| WHAT TO WORK ON |
Of the lines in these entries, how many contain the string "heading"? Give the number and nothing else.
++++ SUPPLIED DATA
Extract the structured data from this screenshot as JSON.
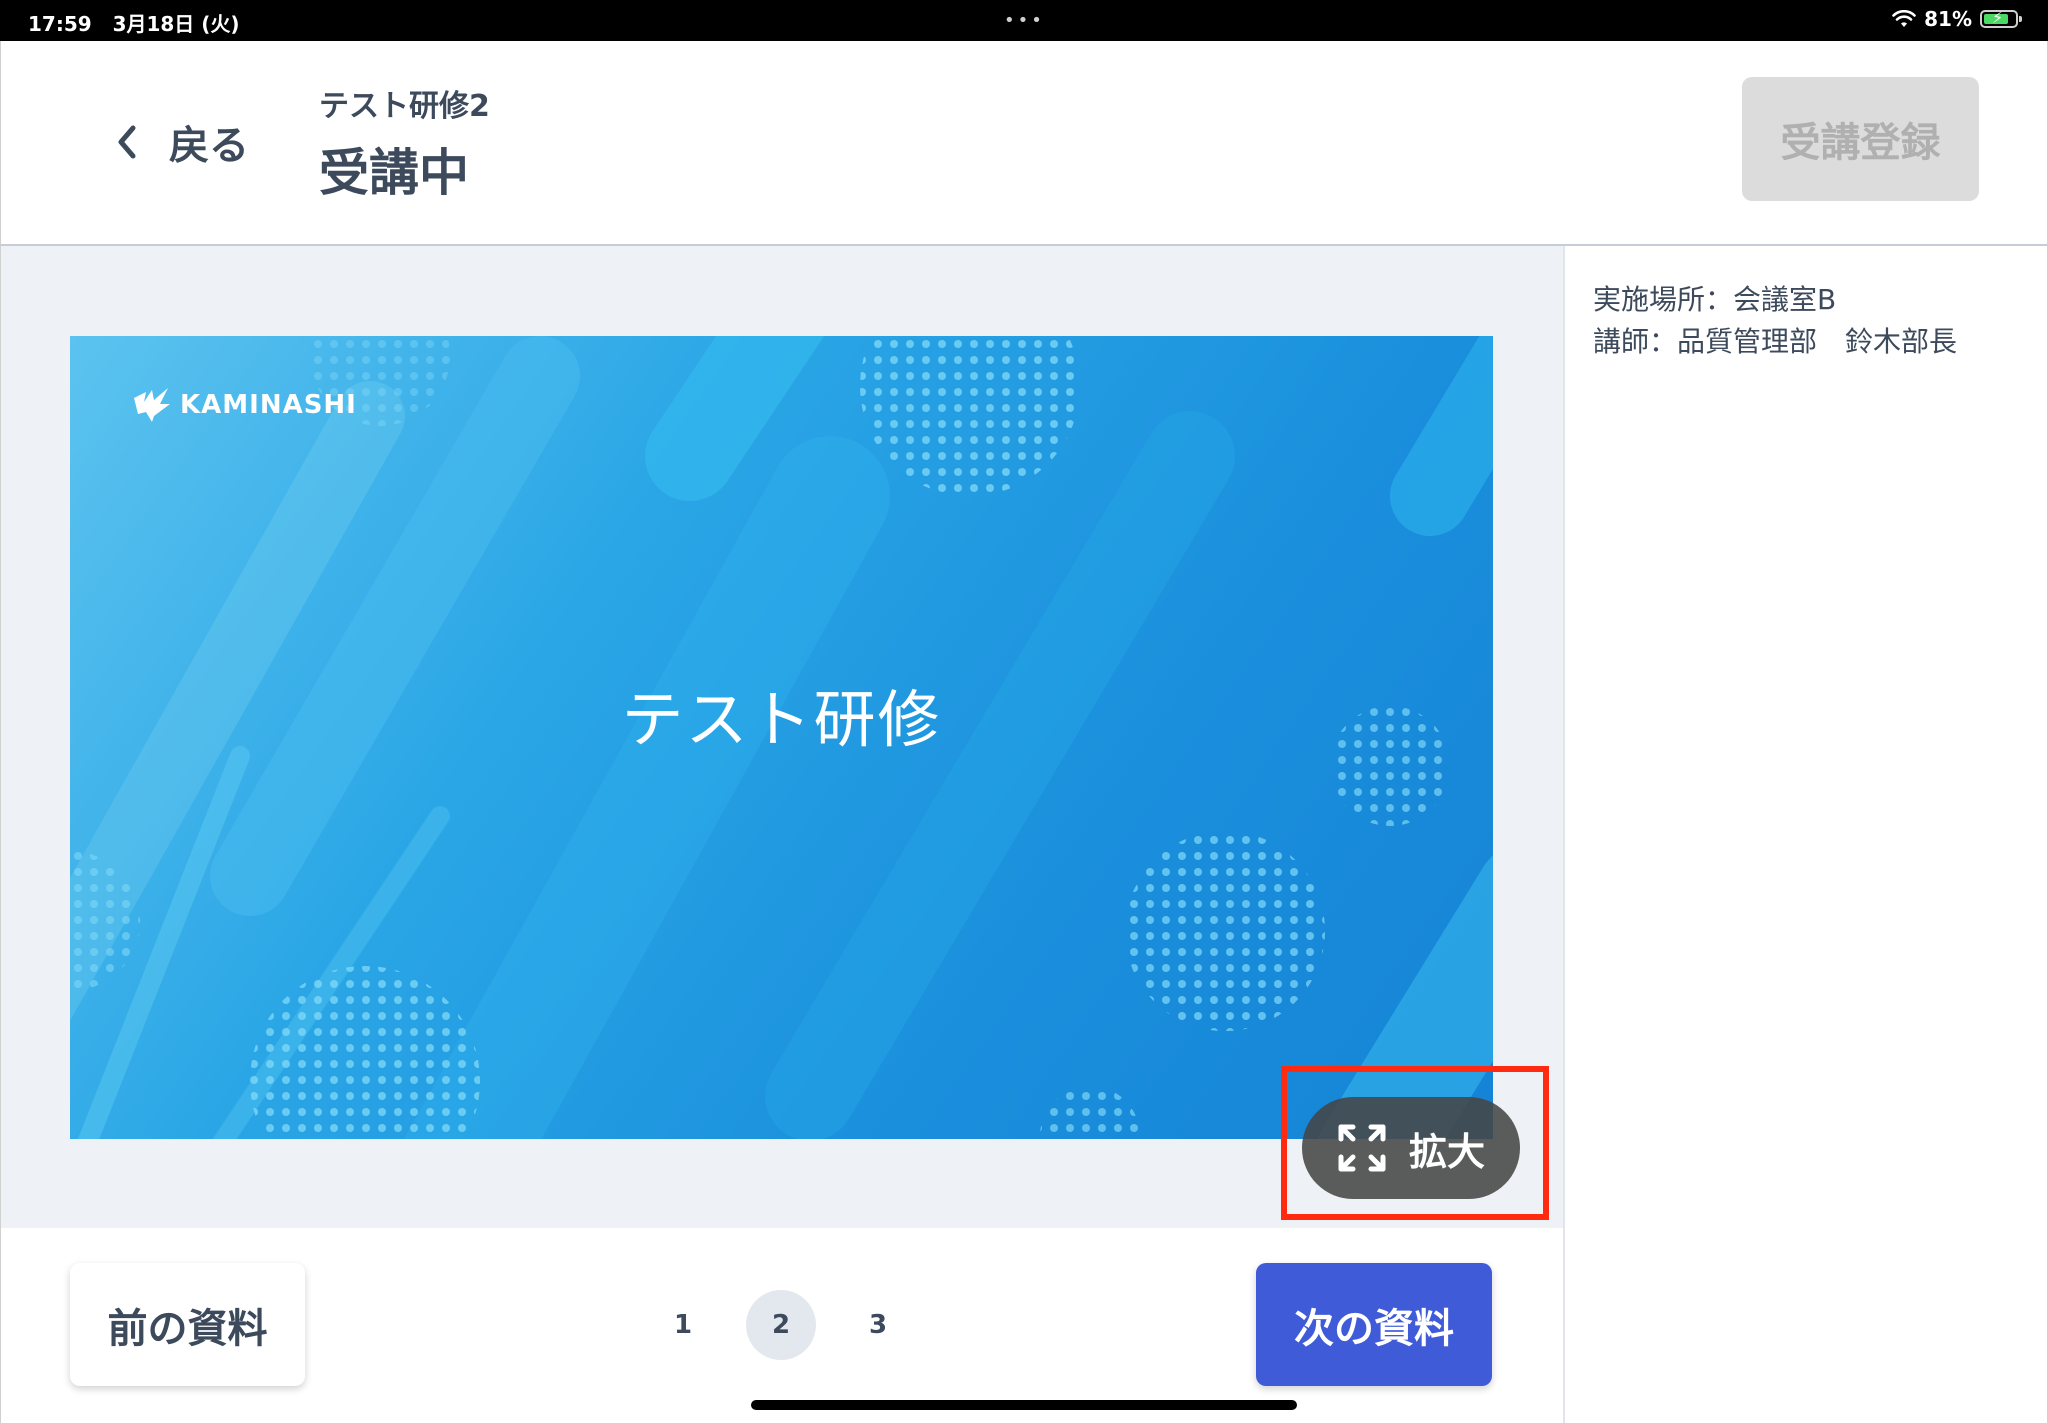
{
  "status_bar": {
    "time": "17:59",
    "date": "3月18日 (火)",
    "dots": "•••",
    "battery": "81%",
    "battery_level": 0.81
  },
  "header": {
    "back_label": "戻る",
    "course_name": "テスト研修2",
    "status": "受講中",
    "register_label": "受講登録"
  },
  "slide": {
    "logo_text": "KAMINASHI",
    "title": "テスト研修"
  },
  "info": {
    "location": "実施場所：会議室B",
    "instructor": "講師：品質管理部　鈴木部長"
  },
  "expand": {
    "label": "拡大"
  },
  "nav": {
    "prev_label": "前の資料",
    "next_label": "次の資料",
    "pages": [
      "1",
      "2",
      "3"
    ],
    "current_page": "2"
  },
  "colors": {
    "primary": "#3f5bd8",
    "highlight": "#ff2a0f",
    "slide_blue": "#1a8fdc",
    "text": "#3d4a5c"
  }
}
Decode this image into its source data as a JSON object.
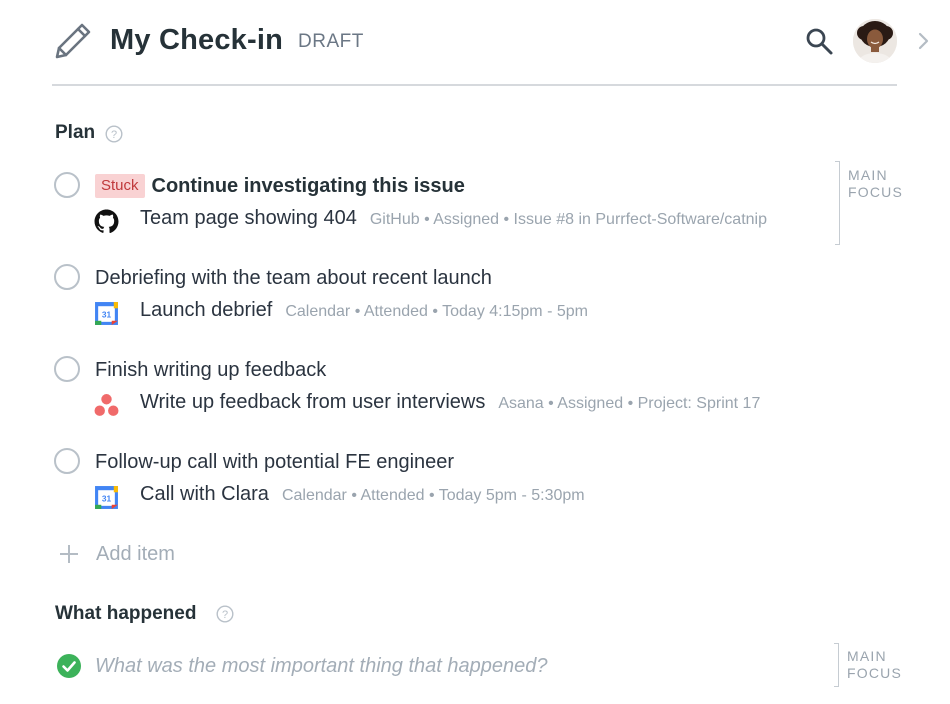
{
  "header": {
    "title": "My Check-in",
    "status": "DRAFT",
    "edit_icon": "pencil-icon",
    "search_icon": "search-icon",
    "avatar": "user-avatar",
    "next_icon": "chevron-right-icon"
  },
  "plan": {
    "heading": "Plan",
    "help_icon": "help-circle-icon",
    "main_focus_label_1": "MAIN",
    "main_focus_label_2": "FOCUS",
    "items": [
      {
        "badge": "Stuck",
        "title": "Continue investigating this issue",
        "source": "github-icon",
        "linked_title": "Team page showing 404",
        "meta": "GitHub • Assigned • Issue #8 in Purrfect-Software/catnip"
      },
      {
        "title": "Debriefing with the team about recent launch",
        "source": "google-calendar-icon",
        "linked_title": "Launch debrief",
        "meta": "Calendar • Attended • Today 4:15pm - 5pm"
      },
      {
        "title": "Finish writing up feedback",
        "source": "asana-icon",
        "linked_title": "Write up feedback from user interviews",
        "meta": "Asana • Assigned • Project: Sprint 17"
      },
      {
        "title": "Follow-up call with potential FE engineer",
        "source": "google-calendar-icon",
        "linked_title": "Call with Clara",
        "meta": "Calendar • Attended • Today 5pm - 5:30pm"
      }
    ],
    "add_item_label": "Add item"
  },
  "what_happened": {
    "heading": "What happened",
    "help_icon": "help-circle-icon",
    "placeholder": "What was the most important thing that happened?",
    "main_focus_label_1": "MAIN",
    "main_focus_label_2": "FOCUS"
  },
  "colors": {
    "stuck_bg": "#f9d2d3",
    "stuck_text": "#c0393b",
    "done_green": "#3cb25a",
    "meta_gray": "#9aa4ae"
  }
}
++++++++
| COMPLETE OUTPUT |
2